Drop every picture, then transcribe the remaining data exactly.
-- Begin Dataset excerpts --
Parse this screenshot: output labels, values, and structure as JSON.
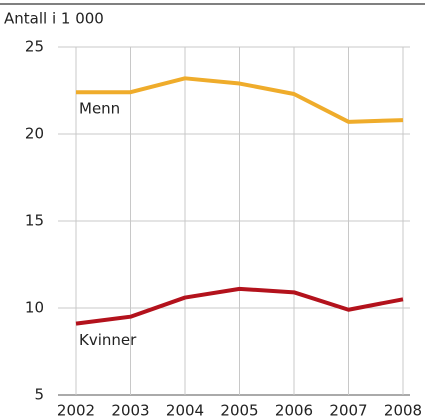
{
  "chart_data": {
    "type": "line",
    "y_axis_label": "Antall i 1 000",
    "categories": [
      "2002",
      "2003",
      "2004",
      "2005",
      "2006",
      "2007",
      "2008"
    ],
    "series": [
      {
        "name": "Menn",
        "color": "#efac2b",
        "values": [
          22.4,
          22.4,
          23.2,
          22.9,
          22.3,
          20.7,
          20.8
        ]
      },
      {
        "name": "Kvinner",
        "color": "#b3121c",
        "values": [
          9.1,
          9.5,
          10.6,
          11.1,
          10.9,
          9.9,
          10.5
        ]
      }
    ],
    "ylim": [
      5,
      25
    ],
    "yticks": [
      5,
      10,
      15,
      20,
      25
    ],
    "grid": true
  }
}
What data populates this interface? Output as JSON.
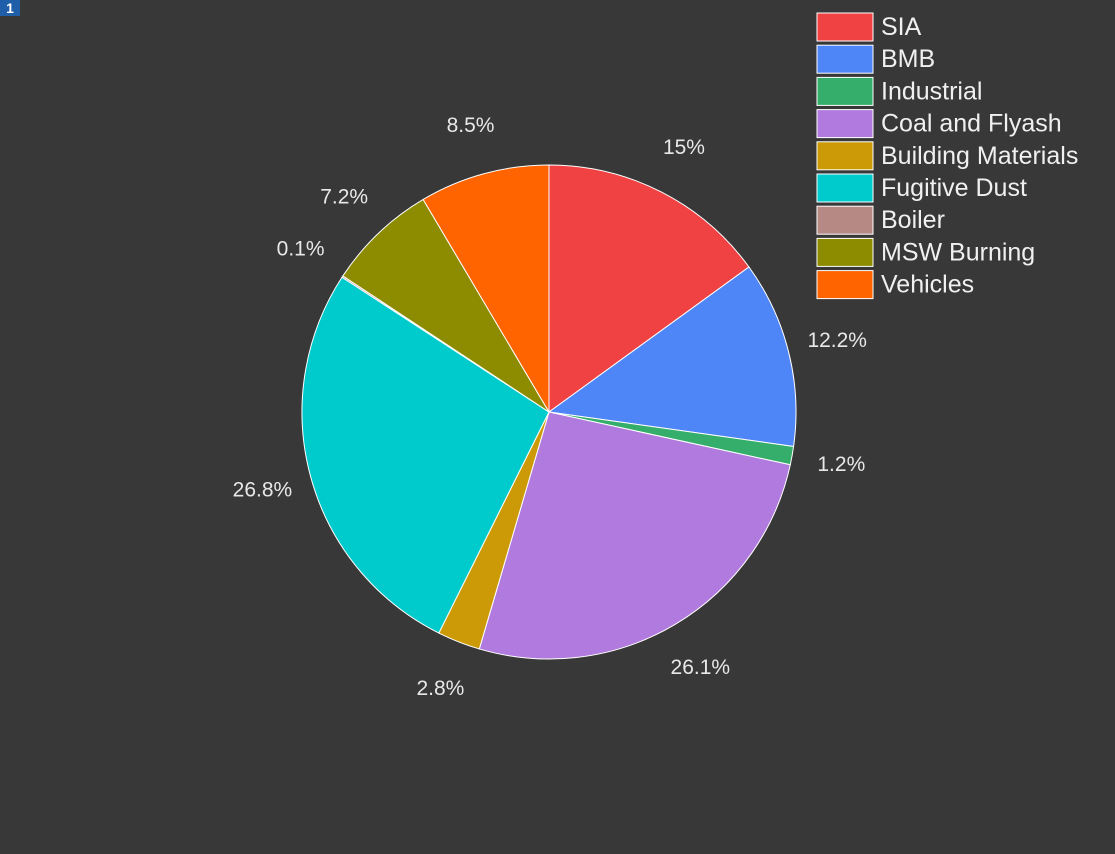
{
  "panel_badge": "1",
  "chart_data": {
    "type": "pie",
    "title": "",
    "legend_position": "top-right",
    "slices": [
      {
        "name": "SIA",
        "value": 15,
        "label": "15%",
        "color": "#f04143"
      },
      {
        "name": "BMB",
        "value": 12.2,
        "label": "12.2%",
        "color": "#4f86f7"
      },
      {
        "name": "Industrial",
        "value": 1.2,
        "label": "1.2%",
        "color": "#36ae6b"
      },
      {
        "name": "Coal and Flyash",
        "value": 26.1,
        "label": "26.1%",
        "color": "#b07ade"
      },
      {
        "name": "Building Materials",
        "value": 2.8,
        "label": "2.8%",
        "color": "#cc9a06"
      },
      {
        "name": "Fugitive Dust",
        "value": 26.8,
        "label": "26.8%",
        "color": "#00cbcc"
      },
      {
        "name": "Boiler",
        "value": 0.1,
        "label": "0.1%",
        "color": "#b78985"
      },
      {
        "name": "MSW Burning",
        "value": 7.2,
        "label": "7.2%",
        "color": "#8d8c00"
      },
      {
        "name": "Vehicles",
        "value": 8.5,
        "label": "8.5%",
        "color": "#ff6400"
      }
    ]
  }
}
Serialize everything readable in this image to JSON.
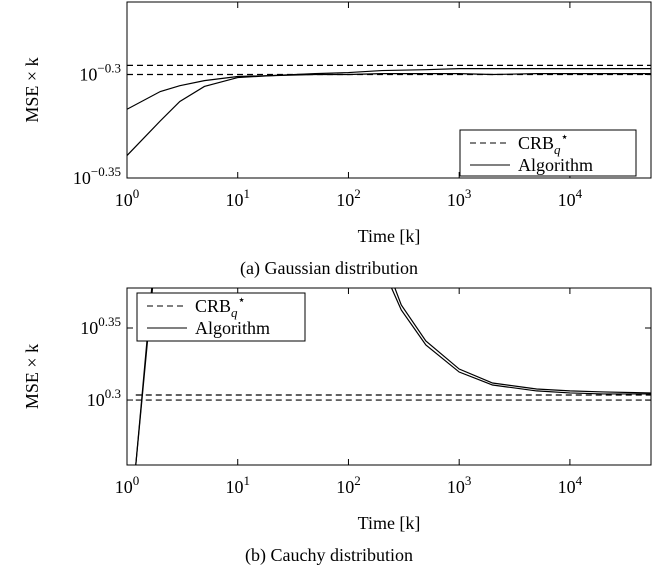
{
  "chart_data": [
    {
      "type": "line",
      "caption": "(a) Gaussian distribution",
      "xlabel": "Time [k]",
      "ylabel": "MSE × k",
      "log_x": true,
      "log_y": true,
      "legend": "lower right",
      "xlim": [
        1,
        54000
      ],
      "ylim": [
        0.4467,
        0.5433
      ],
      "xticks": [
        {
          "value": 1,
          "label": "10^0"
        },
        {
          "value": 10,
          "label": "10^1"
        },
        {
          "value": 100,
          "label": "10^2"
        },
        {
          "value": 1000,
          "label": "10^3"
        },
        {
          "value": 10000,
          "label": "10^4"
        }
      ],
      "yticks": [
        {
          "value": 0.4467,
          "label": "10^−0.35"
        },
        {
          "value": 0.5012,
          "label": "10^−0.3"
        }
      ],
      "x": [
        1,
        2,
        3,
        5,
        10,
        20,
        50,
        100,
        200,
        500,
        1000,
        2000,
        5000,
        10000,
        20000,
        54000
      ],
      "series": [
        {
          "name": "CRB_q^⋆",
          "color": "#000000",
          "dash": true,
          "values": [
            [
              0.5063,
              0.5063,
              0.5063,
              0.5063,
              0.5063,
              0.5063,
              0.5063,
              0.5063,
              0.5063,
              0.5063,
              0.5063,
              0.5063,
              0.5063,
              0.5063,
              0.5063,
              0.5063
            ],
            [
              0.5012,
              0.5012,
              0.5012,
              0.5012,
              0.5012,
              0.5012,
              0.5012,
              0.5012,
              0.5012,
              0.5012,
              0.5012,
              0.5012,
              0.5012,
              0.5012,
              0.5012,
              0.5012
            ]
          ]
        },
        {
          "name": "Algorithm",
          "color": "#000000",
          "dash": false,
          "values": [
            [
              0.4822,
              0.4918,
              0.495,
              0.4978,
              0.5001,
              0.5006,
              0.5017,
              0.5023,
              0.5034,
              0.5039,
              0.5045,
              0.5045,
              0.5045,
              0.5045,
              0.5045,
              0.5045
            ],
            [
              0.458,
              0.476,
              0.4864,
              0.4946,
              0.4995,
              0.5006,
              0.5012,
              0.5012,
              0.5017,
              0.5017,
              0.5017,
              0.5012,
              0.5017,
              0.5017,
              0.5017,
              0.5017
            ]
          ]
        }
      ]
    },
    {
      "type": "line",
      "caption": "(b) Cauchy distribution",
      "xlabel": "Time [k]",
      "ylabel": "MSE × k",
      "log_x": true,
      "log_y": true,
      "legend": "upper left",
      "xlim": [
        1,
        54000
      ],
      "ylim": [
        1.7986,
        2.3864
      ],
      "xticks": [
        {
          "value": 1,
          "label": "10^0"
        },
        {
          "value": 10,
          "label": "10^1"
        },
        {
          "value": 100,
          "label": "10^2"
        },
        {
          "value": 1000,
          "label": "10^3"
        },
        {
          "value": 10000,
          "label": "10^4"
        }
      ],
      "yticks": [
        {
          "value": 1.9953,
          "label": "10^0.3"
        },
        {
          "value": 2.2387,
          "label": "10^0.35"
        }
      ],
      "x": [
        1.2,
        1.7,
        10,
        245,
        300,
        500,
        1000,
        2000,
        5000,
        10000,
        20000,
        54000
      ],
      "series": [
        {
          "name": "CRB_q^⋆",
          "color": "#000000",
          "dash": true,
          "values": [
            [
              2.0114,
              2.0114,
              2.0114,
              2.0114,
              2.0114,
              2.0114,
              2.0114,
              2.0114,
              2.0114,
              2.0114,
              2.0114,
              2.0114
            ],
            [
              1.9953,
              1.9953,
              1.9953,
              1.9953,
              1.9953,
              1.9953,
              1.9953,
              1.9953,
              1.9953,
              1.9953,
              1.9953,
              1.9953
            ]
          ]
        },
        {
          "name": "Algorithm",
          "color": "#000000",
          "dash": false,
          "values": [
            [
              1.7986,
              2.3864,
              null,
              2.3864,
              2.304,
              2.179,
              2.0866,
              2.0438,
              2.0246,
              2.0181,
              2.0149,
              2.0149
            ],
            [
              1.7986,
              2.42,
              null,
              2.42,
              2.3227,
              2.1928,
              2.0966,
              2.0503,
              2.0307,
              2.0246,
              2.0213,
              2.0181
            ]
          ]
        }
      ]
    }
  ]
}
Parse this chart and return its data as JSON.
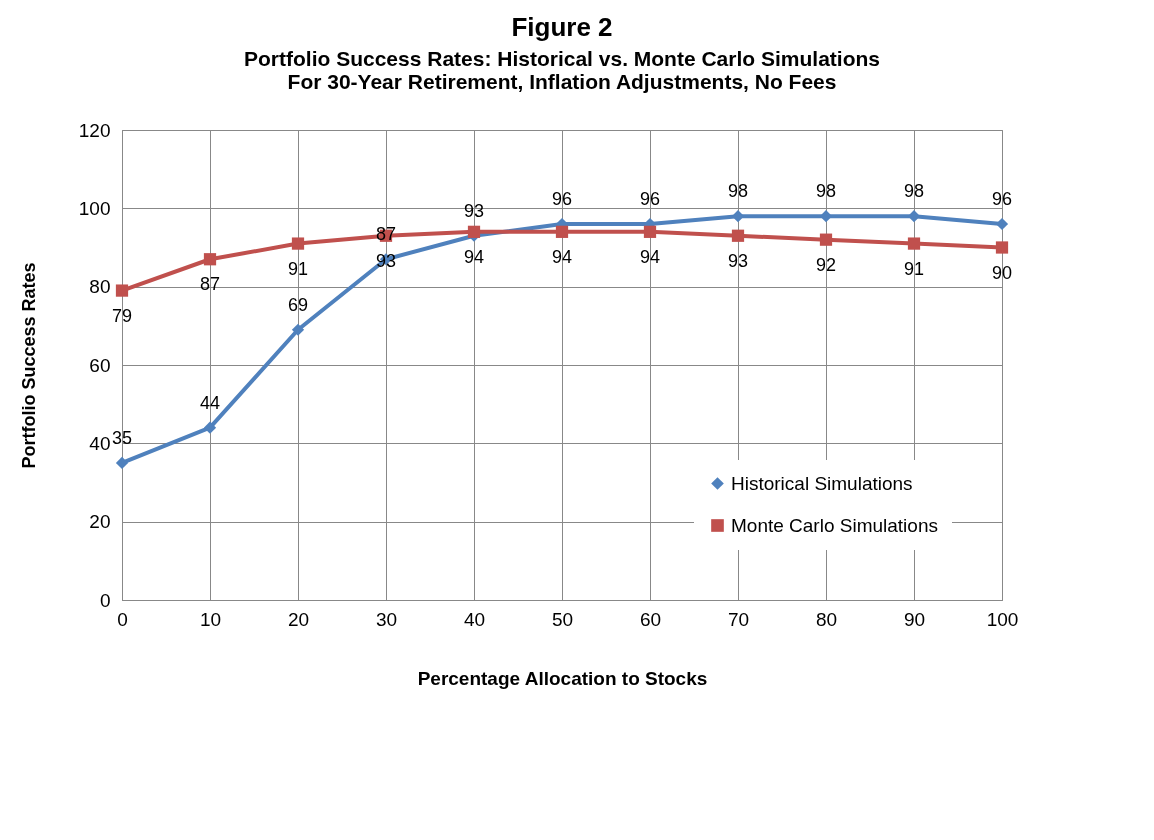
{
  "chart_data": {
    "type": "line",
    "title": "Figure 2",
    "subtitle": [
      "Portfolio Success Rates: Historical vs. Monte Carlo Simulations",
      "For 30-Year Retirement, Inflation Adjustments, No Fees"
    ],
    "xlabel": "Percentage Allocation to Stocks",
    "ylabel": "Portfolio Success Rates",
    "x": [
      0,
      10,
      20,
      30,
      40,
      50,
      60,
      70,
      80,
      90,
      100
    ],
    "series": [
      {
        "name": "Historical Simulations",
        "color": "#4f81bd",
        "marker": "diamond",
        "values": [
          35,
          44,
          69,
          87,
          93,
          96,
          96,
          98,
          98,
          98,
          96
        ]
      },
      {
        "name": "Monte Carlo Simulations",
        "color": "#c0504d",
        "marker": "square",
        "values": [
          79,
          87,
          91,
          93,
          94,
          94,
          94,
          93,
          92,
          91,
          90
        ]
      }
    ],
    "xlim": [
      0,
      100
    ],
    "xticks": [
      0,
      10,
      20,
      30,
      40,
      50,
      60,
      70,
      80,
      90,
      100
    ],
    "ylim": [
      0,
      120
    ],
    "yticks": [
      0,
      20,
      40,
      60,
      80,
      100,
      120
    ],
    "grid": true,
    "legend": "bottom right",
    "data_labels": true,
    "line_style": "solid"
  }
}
-- End Dataset excerpts --
Exercise response:
Parse this screenshot: output labels, values, and structure as JSON.
{
  "chart_data": {
    "type": "line",
    "y_axis_label": "Antall i 1 000",
    "categories": [
      "2002",
      "2003",
      "2004",
      "2005",
      "2006",
      "2007",
      "2008"
    ],
    "series": [
      {
        "name": "Menn",
        "color": "#efac2b",
        "values": [
          22.4,
          22.4,
          23.2,
          22.9,
          22.3,
          20.7,
          20.8
        ]
      },
      {
        "name": "Kvinner",
        "color": "#b3121c",
        "values": [
          9.1,
          9.5,
          10.6,
          11.1,
          10.9,
          9.9,
          10.5
        ]
      }
    ],
    "ylim": [
      5,
      25
    ],
    "yticks": [
      5,
      10,
      15,
      20,
      25
    ],
    "grid": true
  }
}
What data populates this interface? Output as JSON.
{
  "panel_badge": "1",
  "chart_data": {
    "type": "pie",
    "title": "",
    "legend_position": "top-right",
    "slices": [
      {
        "name": "SIA",
        "value": 15,
        "label": "15%",
        "color": "#f04143"
      },
      {
        "name": "BMB",
        "value": 12.2,
        "label": "12.2%",
        "color": "#4f86f7"
      },
      {
        "name": "Industrial",
        "value": 1.2,
        "label": "1.2%",
        "color": "#36ae6b"
      },
      {
        "name": "Coal and Flyash",
        "value": 26.1,
        "label": "26.1%",
        "color": "#b07ade"
      },
      {
        "name": "Building Materials",
        "value": 2.8,
        "label": "2.8%",
        "color": "#cc9a06"
      },
      {
        "name": "Fugitive Dust",
        "value": 26.8,
        "label": "26.8%",
        "color": "#00cbcc"
      },
      {
        "name": "Boiler",
        "value": 0.1,
        "label": "0.1%",
        "color": "#b78985"
      },
      {
        "name": "MSW Burning",
        "value": 7.2,
        "label": "7.2%",
        "color": "#8d8c00"
      },
      {
        "name": "Vehicles",
        "value": 8.5,
        "label": "8.5%",
        "color": "#ff6400"
      }
    ]
  }
}
Serialize everything readable in this image to JSON.
{
  "chart_data": [
    {
      "type": "line",
      "caption": "(a) Gaussian distribution",
      "xlabel": "Time [k]",
      "ylabel": "MSE × k",
      "log_x": true,
      "log_y": true,
      "legend": "lower right",
      "xlim": [
        1,
        54000
      ],
      "ylim": [
        0.4467,
        0.5433
      ],
      "xticks": [
        {
          "value": 1,
          "label": "10^0"
        },
        {
          "value": 10,
          "label": "10^1"
        },
        {
          "value": 100,
          "label": "10^2"
        },
        {
          "value": 1000,
          "label": "10^3"
        },
        {
          "value": 10000,
          "label": "10^4"
        }
      ],
      "yticks": [
        {
          "value": 0.4467,
          "label": "10^−0.35"
        },
        {
          "value": 0.5012,
          "label": "10^−0.3"
        }
      ],
      "x": [
        1,
        2,
        3,
        5,
        10,
        20,
        50,
        100,
        200,
        500,
        1000,
        2000,
        5000,
        10000,
        20000,
        54000
      ],
      "series": [
        {
          "name": "CRB_q^⋆",
          "color": "#000000",
          "dash": true,
          "values": [
            [
              0.5063,
              0.5063,
              0.5063,
              0.5063,
              0.5063,
              0.5063,
              0.5063,
              0.5063,
              0.5063,
              0.5063,
              0.5063,
              0.5063,
              0.5063,
              0.5063,
              0.5063,
              0.5063
            ],
            [
              0.5012,
              0.5012,
              0.5012,
              0.5012,
              0.5012,
              0.5012,
              0.5012,
              0.5012,
              0.5012,
              0.5012,
              0.5012,
              0.5012,
              0.5012,
              0.5012,
              0.5012,
              0.5012
            ]
          ]
        },
        {
          "name": "Algorithm",
          "color": "#000000",
          "dash": false,
          "values": [
            [
              0.4822,
              0.4918,
              0.495,
              0.4978,
              0.5001,
              0.5006,
              0.5017,
              0.5023,
              0.5034,
              0.5039,
              0.5045,
              0.5045,
              0.5045,
              0.5045,
              0.5045,
              0.5045
            ],
            [
              0.458,
              0.476,
              0.4864,
              0.4946,
              0.4995,
              0.5006,
              0.5012,
              0.5012,
              0.5017,
              0.5017,
              0.5017,
              0.5012,
              0.5017,
              0.5017,
              0.5017,
              0.5017
            ]
          ]
        }
      ]
    },
    {
      "type": "line",
      "caption": "(b) Cauchy distribution",
      "xlabel": "Time [k]",
      "ylabel": "MSE × k",
      "log_x": true,
      "log_y": true,
      "legend": "upper left",
      "xlim": [
        1,
        54000
      ],
      "ylim": [
        1.7986,
        2.3864
      ],
      "xticks": [
        {
          "value": 1,
          "label": "10^0"
        },
        {
          "value": 10,
          "label": "10^1"
        },
        {
          "value": 100,
          "label": "10^2"
        },
        {
          "value": 1000,
          "label": "10^3"
        },
        {
          "value": 10000,
          "label": "10^4"
        }
      ],
      "yticks": [
        {
          "value": 1.9953,
          "label": "10^0.3"
        },
        {
          "value": 2.2387,
          "label": "10^0.35"
        }
      ],
      "x": [
        1.2,
        1.7,
        10,
        245,
        300,
        500,
        1000,
        2000,
        5000,
        10000,
        20000,
        54000
      ],
      "series": [
        {
          "name": "CRB_q^⋆",
          "color": "#000000",
          "dash": true,
          "values": [
            [
              2.0114,
              2.0114,
              2.0114,
              2.0114,
              2.0114,
              2.0114,
              2.0114,
              2.0114,
              2.0114,
              2.0114,
              2.0114,
              2.0114
            ],
            [
              1.9953,
              1.9953,
              1.9953,
              1.9953,
              1.9953,
              1.9953,
              1.9953,
              1.9953,
              1.9953,
              1.9953,
              1.9953,
              1.9953
            ]
          ]
        },
        {
          "name": "Algorithm",
          "color": "#000000",
          "dash": false,
          "values": [
            [
              1.7986,
              2.3864,
              null,
              2.3864,
              2.304,
              2.179,
              2.0866,
              2.0438,
              2.0246,
              2.0181,
              2.0149,
              2.0149
            ],
            [
              1.7986,
              2.42,
              null,
              2.42,
              2.3227,
              2.1928,
              2.0966,
              2.0503,
              2.0307,
              2.0246,
              2.0213,
              2.0181
            ]
          ]
        }
      ]
    }
  ]
}
Parse this chart and return its data as JSON.
{
  "chart_data": {
    "type": "line",
    "title": "Figure 2",
    "subtitle": [
      "Portfolio Success Rates: Historical vs. Monte Carlo Simulations",
      "For 30-Year Retirement, Inflation Adjustments, No Fees"
    ],
    "xlabel": "Percentage Allocation to Stocks",
    "ylabel": "Portfolio Success Rates",
    "x": [
      0,
      10,
      20,
      30,
      40,
      50,
      60,
      70,
      80,
      90,
      100
    ],
    "series": [
      {
        "name": "Historical Simulations",
        "color": "#4f81bd",
        "marker": "diamond",
        "values": [
          35,
          44,
          69,
          87,
          93,
          96,
          96,
          98,
          98,
          98,
          96
        ]
      },
      {
        "name": "Monte Carlo Simulations",
        "color": "#c0504d",
        "marker": "square",
        "values": [
          79,
          87,
          91,
          93,
          94,
          94,
          94,
          93,
          92,
          91,
          90
        ]
      }
    ],
    "xlim": [
      0,
      100
    ],
    "xticks": [
      0,
      10,
      20,
      30,
      40,
      50,
      60,
      70,
      80,
      90,
      100
    ],
    "ylim": [
      0,
      120
    ],
    "yticks": [
      0,
      20,
      40,
      60,
      80,
      100,
      120
    ],
    "grid": true,
    "legend": "bottom right",
    "data_labels": true,
    "line_style": "solid"
  }
}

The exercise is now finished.